Stated exercise: Copy out each line containing "ylabel" from the entries below.

Material supplied:

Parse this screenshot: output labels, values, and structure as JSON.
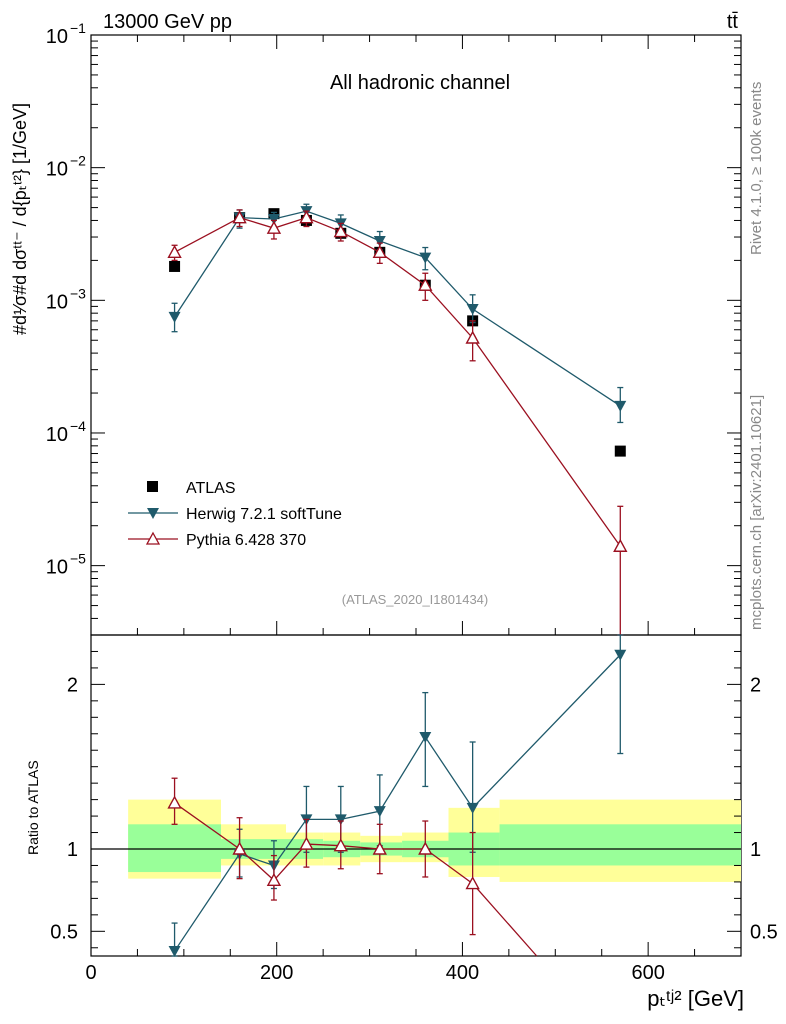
{
  "header": {
    "energy_label": "13000 GeV pp",
    "process_label": "tt̄"
  },
  "side": {
    "rivet": "Rivet 4.1.0, ≥ 100k events",
    "source": "mcplots.cern.ch [arXiv:2401.10621]"
  },
  "main": {
    "channel_label": "All hadronic channel",
    "analysis_label": "(ATLAS_2020_I1801434)",
    "ylabel": "#d¹⁄σ#d dσᵗᵗ⁻ / d{pₜᵗ²} [1/GeV]"
  },
  "ratio": {
    "ylabel": "Ratio to ATLAS"
  },
  "xaxis": {
    "label": "pₜᵗʲ² [GeV]",
    "ticks": [
      "0",
      "200",
      "400",
      "600"
    ]
  },
  "chart_data": [
    {
      "type": "scatter",
      "yscale": "log",
      "xlim": [
        0,
        700
      ],
      "ylim": [
        3e-06,
        0.1
      ],
      "y_ticks": [
        {
          "value": 0.1,
          "base": "10",
          "exp": "−1"
        },
        {
          "value": 0.01,
          "base": "10",
          "exp": "−2"
        },
        {
          "value": 0.001,
          "base": "10",
          "exp": "−3"
        },
        {
          "value": 0.0001,
          "base": "10",
          "exp": "−4"
        },
        {
          "value": 1e-05,
          "base": "10",
          "exp": "−5"
        }
      ],
      "series": [
        {
          "name": "ATLAS",
          "color": "#000000",
          "marker": "square",
          "x": [
            90,
            160,
            197,
            232,
            269,
            311,
            360,
            411,
            570
          ],
          "y": [
            0.0018,
            0.0042,
            0.0045,
            0.004,
            0.0032,
            0.0023,
            0.0013,
            0.0007,
            7.3e-05
          ]
        },
        {
          "name": "Herwig 7.2.1 softTune",
          "color": "#1f5a6b",
          "marker": "triangle-down",
          "x": [
            90,
            160,
            197,
            232,
            269,
            311,
            360,
            411,
            570
          ],
          "y": [
            0.00075,
            0.0042,
            0.0041,
            0.0047,
            0.0038,
            0.0028,
            0.0021,
            0.00086,
            0.00016
          ],
          "err_lo": [
            0.00058,
            0.0035,
            0.0036,
            0.0041,
            0.0033,
            0.0024,
            0.0017,
            0.00068,
            0.00012
          ],
          "err_hi": [
            0.00095,
            0.0048,
            0.0046,
            0.0053,
            0.0044,
            0.0033,
            0.0025,
            0.0011,
            0.00022
          ]
        },
        {
          "name": "Pythia 6.428 370",
          "color": "#9b1020",
          "marker": "triangle-up-open",
          "x": [
            90,
            160,
            197,
            232,
            269,
            311,
            360,
            411,
            570
          ],
          "y": [
            0.0023,
            0.0042,
            0.0035,
            0.0042,
            0.0033,
            0.0023,
            0.0013,
            0.00052,
            1.4e-05
          ],
          "err_lo": [
            0.002,
            0.0036,
            0.0029,
            0.0036,
            0.0028,
            0.0019,
            0.001,
            0.00035,
            3e-06
          ],
          "err_hi": [
            0.0026,
            0.0048,
            0.004,
            0.0047,
            0.0038,
            0.0027,
            0.0016,
            0.0007,
            2.8e-05
          ]
        }
      ]
    },
    {
      "type": "line",
      "xlim": [
        0,
        700
      ],
      "ylim": [
        0.35,
        2.3
      ],
      "y_ticks": [
        {
          "value": 0.5,
          "label": "0.5"
        },
        {
          "value": 1,
          "label": "1"
        },
        {
          "value": 2,
          "label": "2"
        }
      ],
      "bands": [
        {
          "x0": 40,
          "x1": 140,
          "inner": [
            0.86,
            1.15
          ],
          "outer": [
            0.82,
            1.3
          ]
        },
        {
          "x0": 140,
          "x1": 210,
          "inner": [
            0.94,
            1.06
          ],
          "outer": [
            0.9,
            1.15
          ]
        },
        {
          "x0": 210,
          "x1": 250,
          "inner": [
            0.94,
            1.06
          ],
          "outer": [
            0.9,
            1.1
          ]
        },
        {
          "x0": 250,
          "x1": 290,
          "inner": [
            0.95,
            1.05
          ],
          "outer": [
            0.9,
            1.1
          ]
        },
        {
          "x0": 290,
          "x1": 335,
          "inner": [
            0.96,
            1.04
          ],
          "outer": [
            0.92,
            1.08
          ]
        },
        {
          "x0": 335,
          "x1": 385,
          "inner": [
            0.95,
            1.05
          ],
          "outer": [
            0.92,
            1.1
          ]
        },
        {
          "x0": 385,
          "x1": 440,
          "inner": [
            0.9,
            1.1
          ],
          "outer": [
            0.83,
            1.25
          ]
        },
        {
          "x0": 440,
          "x1": 700,
          "inner": [
            0.9,
            1.15
          ],
          "outer": [
            0.8,
            1.3
          ]
        }
      ],
      "series": [
        {
          "name": "Herwig 7.2.1 softTune",
          "color": "#1f5a6b",
          "marker": "triangle-down",
          "x": [
            90,
            160,
            197,
            232,
            269,
            311,
            360,
            411,
            570
          ],
          "y": [
            0.38,
            0.97,
            0.9,
            1.18,
            1.18,
            1.23,
            1.68,
            1.25,
            2.18
          ],
          "err_lo": [
            0.2,
            0.83,
            0.76,
            0.98,
            0.98,
            1.02,
            1.38,
            0.98,
            1.58
          ],
          "err_hi": [
            0.55,
            1.12,
            1.05,
            1.38,
            1.38,
            1.45,
            1.95,
            1.65,
            2.3
          ]
        },
        {
          "name": "Pythia 6.428 370",
          "color": "#9b1020",
          "marker": "triangle-up-open",
          "x": [
            90,
            160,
            197,
            232,
            269,
            311,
            360,
            411,
            480
          ],
          "y": [
            1.28,
            1.0,
            0.81,
            1.03,
            1.02,
            1.0,
            1.0,
            0.79,
            0.35
          ],
          "err_lo": [
            1.15,
            0.82,
            0.69,
            0.89,
            0.88,
            0.85,
            0.83,
            0.48,
            0.35
          ],
          "err_hi": [
            1.43,
            1.19,
            0.96,
            1.18,
            1.17,
            1.15,
            1.17,
            1.1,
            0.35
          ],
          "offscale_last": true
        }
      ]
    }
  ],
  "legend": [
    {
      "name": "ATLAS"
    },
    {
      "name": "Herwig 7.2.1 softTune"
    },
    {
      "name": "Pythia 6.428 370"
    }
  ]
}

Expected answer:
    "ylabel": "#d¹⁄σ#d dσᵗᵗ⁻ / d{pₜᵗ²} [1/GeV]"
    "ylabel": "Ratio to ATLAS"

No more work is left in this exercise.